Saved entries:
>> Start

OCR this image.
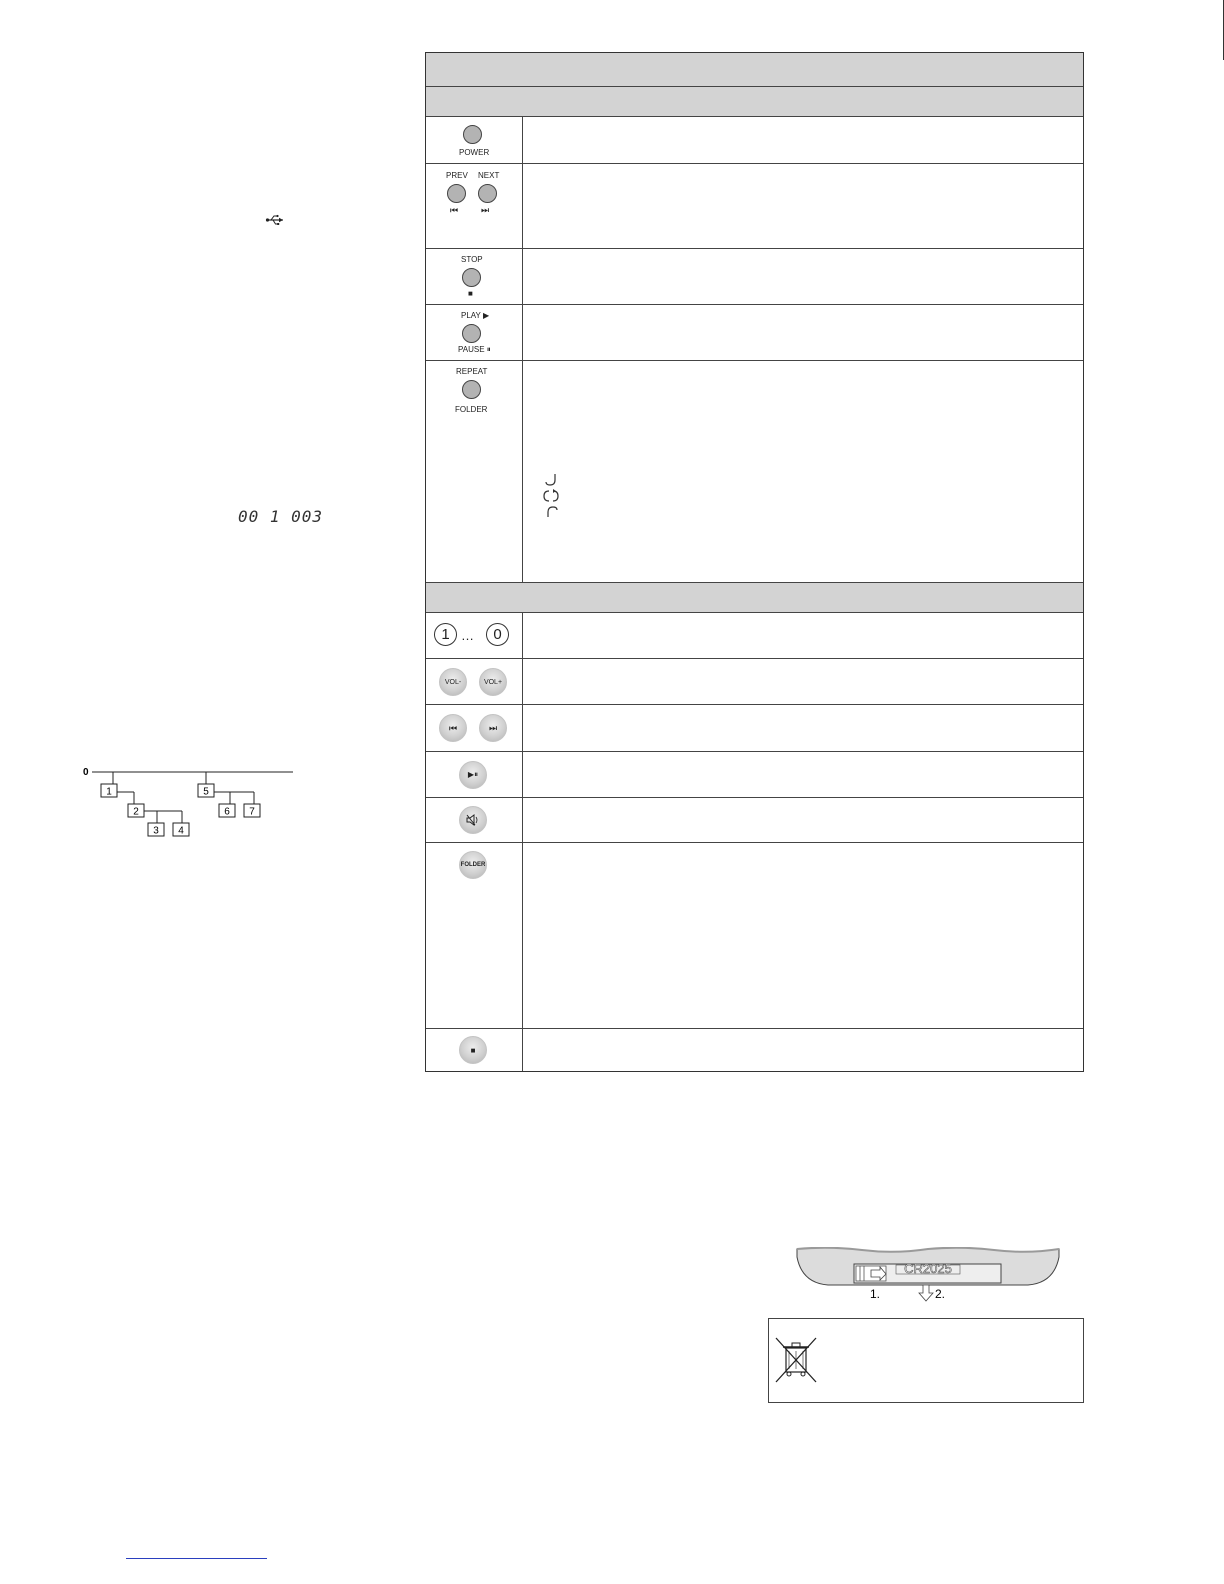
00 1 003
0
1
2
3 4
5
6 7
POWER
PREV NEXT
⏮	⏭
STOP
■
PLAY ▶
PAUSE ⏸
REPEAT
FOLDER
1 …	0
VOL-	VOL+
⏮	⏭
▶⏸
FOLDER
■
CR2025
1.	2.
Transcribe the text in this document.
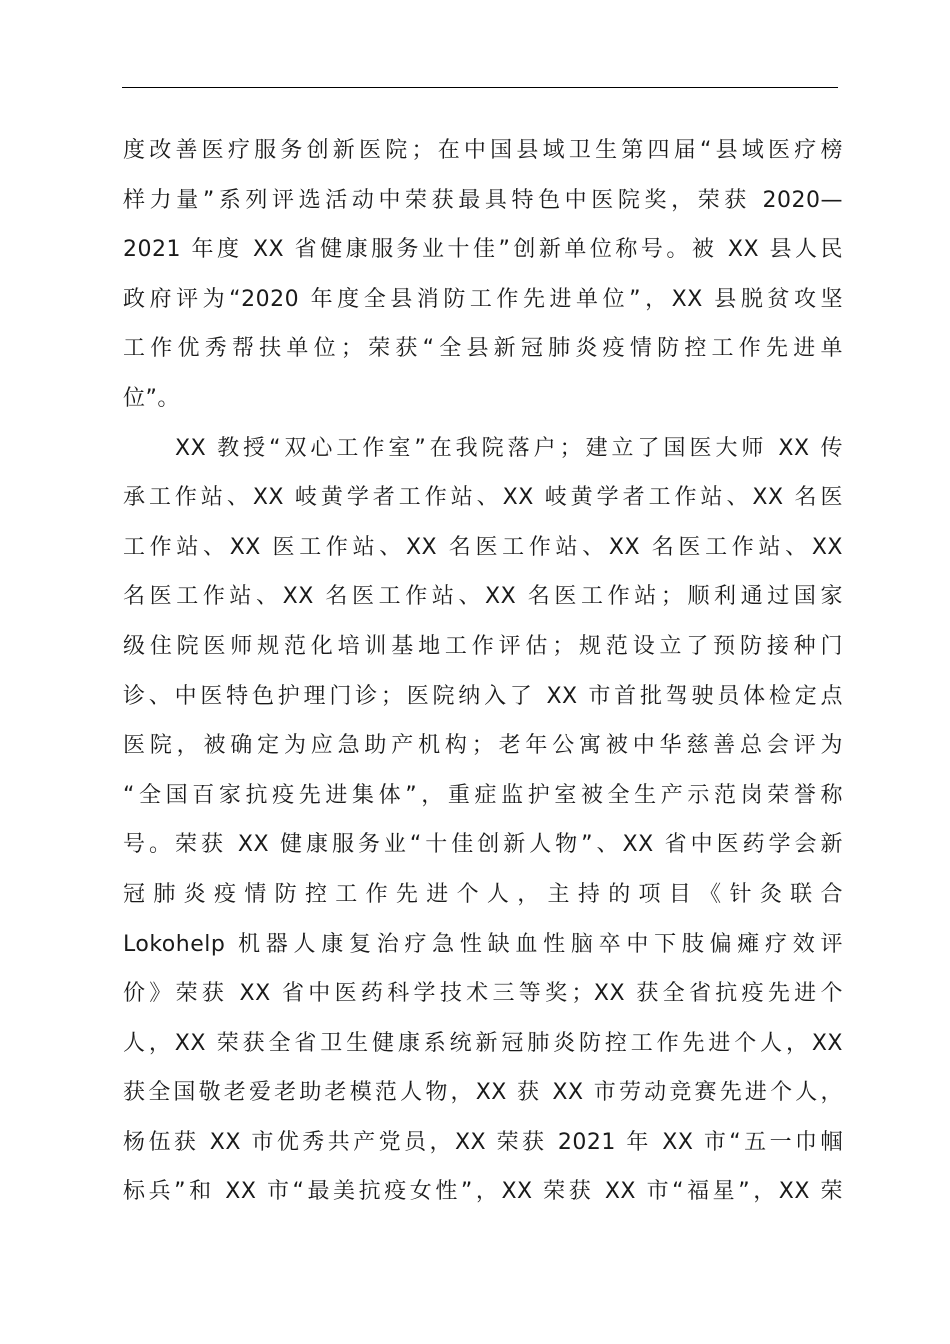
度改善医疗服务创新医院；在中国县域卫生第四届“县域医疗榜
样力量”系列评选活动中荣获最具特色中医院奖，荣获 2020—
2021 年度 XX 省健康服务业十佳”创新单位称号。被 XX 县人民
政府评为“2020 年度全县消防工作先进单位”，XX 县脱贫攻坚
工作优秀帮扶单位；荣获“全县新冠肺炎疫情防控工作先进单
位”。
XX 教授“双心工作室”在我院落户；建立了国医大师 XX 传
承工作站、XX 岐黄学者工作站、XX 岐黄学者工作站、XX 名医
工作站、XX 医工作站、XX 名医工作站、XX 名医工作站、XX
名医工作站、XX 名医工作站、XX 名医工作站；顺利通过国家
级住院医师规范化培训基地工作评估；规范设立了预防接种门
诊、中医特色护理门诊；医院纳入了 XX 市首批驾驶员体检定点
医院，被确定为应急助产机构；老年公寓被中华慈善总会评为
“全国百家抗疫先进集体”，重症监护室被全生产示范岗荣誉称
号。荣获 XX 健康服务业“十佳创新人物”、XX 省中医药学会新
冠肺炎疫情防控工作先进个人，主持的项目《针灸联合
Lokohelp 机器人康复治疗急性缺血性脑卒中下肢偏瘫疗效评
价》荣获 XX 省中医药科学技术三等奖；XX 获全省抗疫先进个
人，XX 荣获全省卫生健康系统新冠肺炎防控工作先进个人，XX
获全国敬老爱老助老模范人物，XX 获 XX 市劳动竞赛先进个人，
杨伍获 XX 市优秀共产党员，XX 荣获 2021 年 XX 市“五一巾帼
标兵”和 XX 市“最美抗疫女性”，XX 荣获 XX 市“福星”，XX 荣
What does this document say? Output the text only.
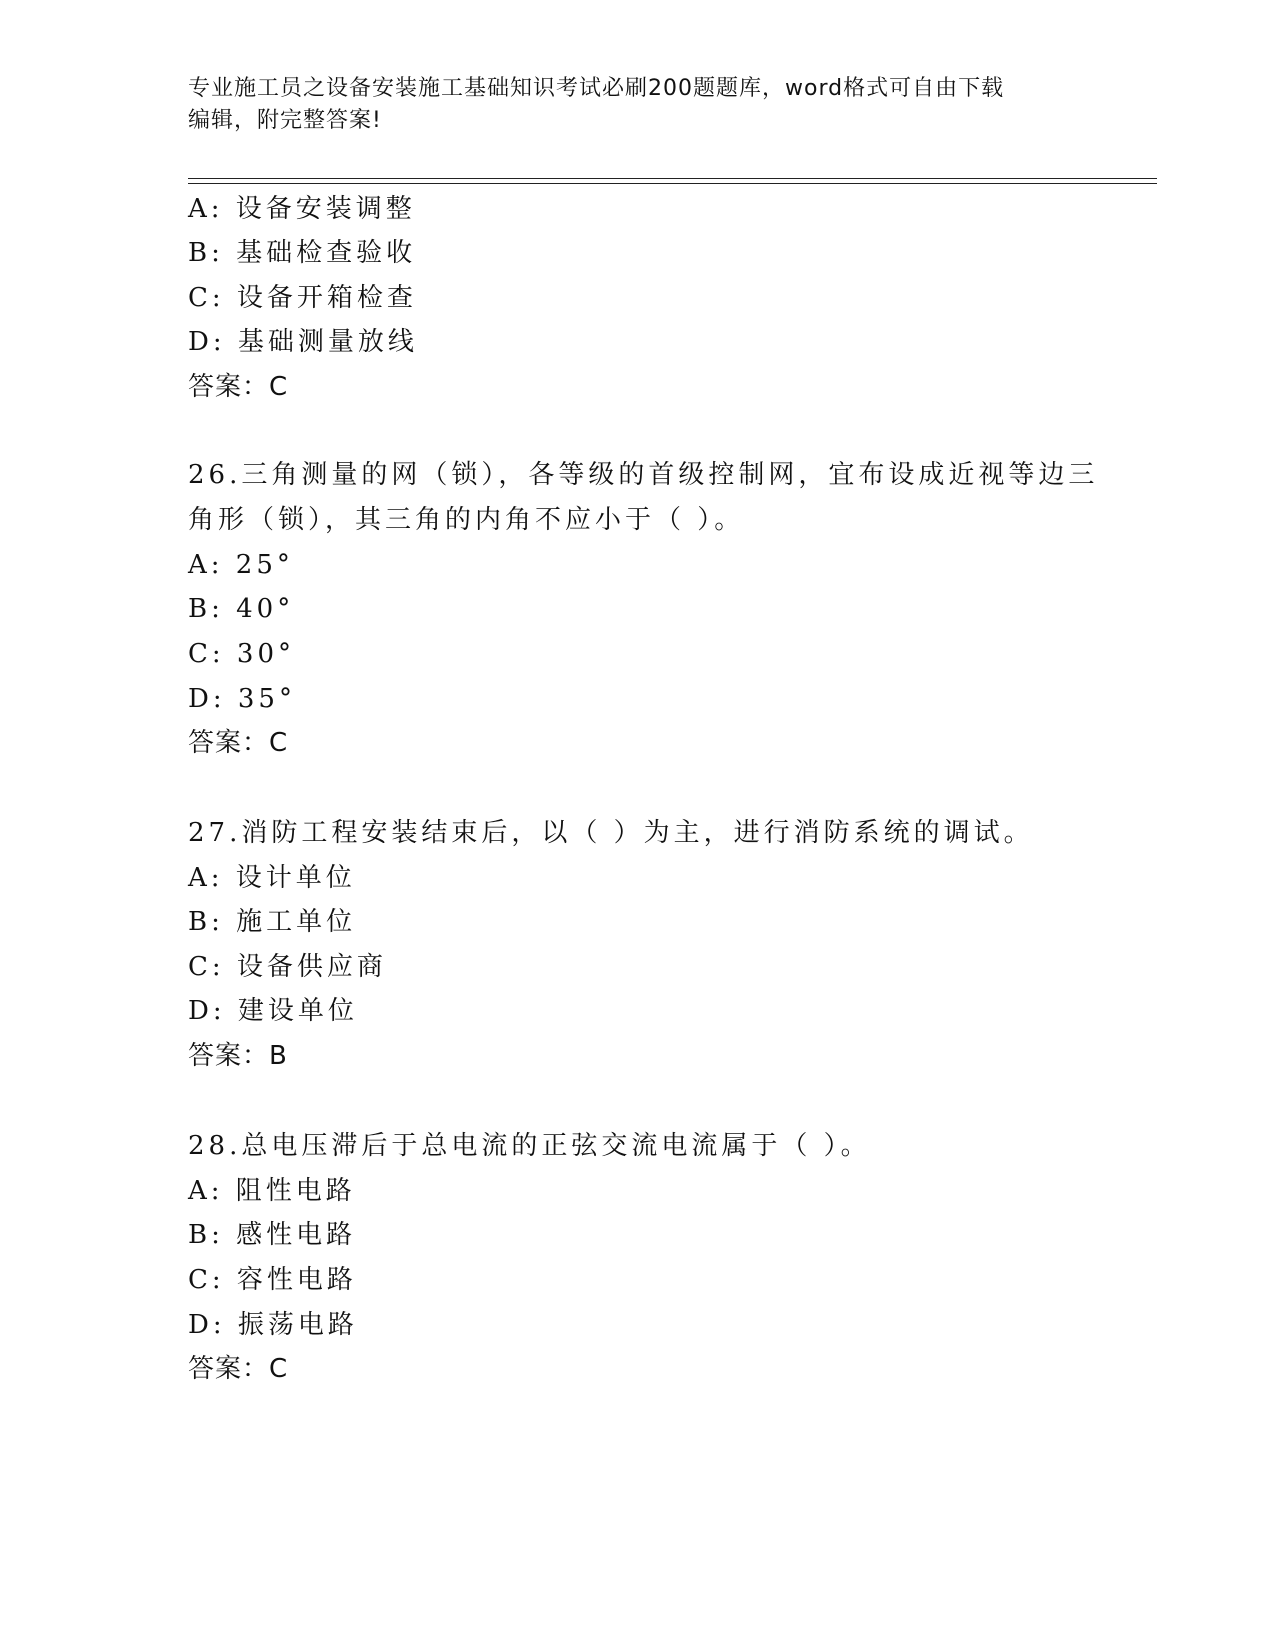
专业施工员之设备安装施工基础知识考试必刷200题题库，word格式可自由下载
编辑，附完整答案!
A: 设备安装调整
B: 基础检查验收
C: 设备开箱检查
D: 基础测量放线
答案：C
26.三角测量的网（锁），各等级的首级控制网，宜布设成近视等边三
角形（锁），其三角的内角不应小于（ ）。
A: 25°
B: 40°
C: 30°
D: 35°
答案：C
27.消防工程安装结束后，以（ ）为主，进行消防系统的调试。
A: 设计单位
B: 施工单位
C: 设备供应商
D: 建设单位
答案：B
28.总电压滞后于总电流的正弦交流电流属于（ ）。
A: 阻性电路
B: 感性电路
C: 容性电路
D: 振荡电路
答案：C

>> End

WORK TO BE COMPLETED
Repeat the material above verbatim. Leave the pictures behind.

SOLUTION FOR THIS TASK
OCR this image.
00 1 003
0
1
2
3 4
5
6 7
POWER
PREV NEXT
⏮	⏭
STOP
■
PLAY ▶
PAUSE ⏸
REPEAT
FOLDER
1 …	0
VOL-	VOL+
⏮	⏭
▶⏸
FOLDER
■
CR2025
1.	2.
Transcribe the text in this document.
度改善医疗服务创新医院；在中国县域卫生第四届“县域医疗榜
样力量”系列评选活动中荣获最具特色中医院奖，荣获 2020—
2021 年度 XX 省健康服务业十佳”创新单位称号。被 XX 县人民
政府评为“2020 年度全县消防工作先进单位”，XX 县脱贫攻坚
工作优秀帮扶单位；荣获“全县新冠肺炎疫情防控工作先进单
位”。
XX 教授“双心工作室”在我院落户；建立了国医大师 XX 传
承工作站、XX 岐黄学者工作站、XX 岐黄学者工作站、XX 名医
工作站、XX 医工作站、XX 名医工作站、XX 名医工作站、XX
名医工作站、XX 名医工作站、XX 名医工作站；顺利通过国家
级住院医师规范化培训基地工作评估；规范设立了预防接种门
诊、中医特色护理门诊；医院纳入了 XX 市首批驾驶员体检定点
医院，被确定为应急助产机构；老年公寓被中华慈善总会评为
“全国百家抗疫先进集体”，重症监护室被全生产示范岗荣誉称
号。荣获 XX 健康服务业“十佳创新人物”、XX 省中医药学会新
冠肺炎疫情防控工作先进个人，主持的项目《针灸联合
Lokohelp 机器人康复治疗急性缺血性脑卒中下肢偏瘫疗效评
价》荣获 XX 省中医药科学技术三等奖；XX 获全省抗疫先进个
人，XX 荣获全省卫生健康系统新冠肺炎防控工作先进个人，XX
获全国敬老爱老助老模范人物，XX 获 XX 市劳动竞赛先进个人，
杨伍获 XX 市优秀共产党员，XX 荣获 2021 年 XX 市“五一巾帼
标兵”和 XX 市“最美抗疫女性”，XX 荣获 XX 市“福星”，XX 荣
What does this document say? Output the text only.
专业施工员之设备安装施工基础知识考试必刷200题题库，word格式可自由下载
编辑，附完整答案!
A: 设备安装调整
B: 基础检查验收
C: 设备开箱检查
D: 基础测量放线
答案：C
26.三角测量的网（锁），各等级的首级控制网，宜布设成近视等边三
角形（锁），其三角的内角不应小于（ ）。
A: 25°
B: 40°
C: 30°
D: 35°
答案：C
27.消防工程安装结束后，以（ ）为主，进行消防系统的调试。
A: 设计单位
B: 施工单位
C: 设备供应商
D: 建设单位
答案：B
28.总电压滞后于总电流的正弦交流电流属于（ ）。
A: 阻性电路
B: 感性电路
C: 容性电路
D: 振荡电路
答案：C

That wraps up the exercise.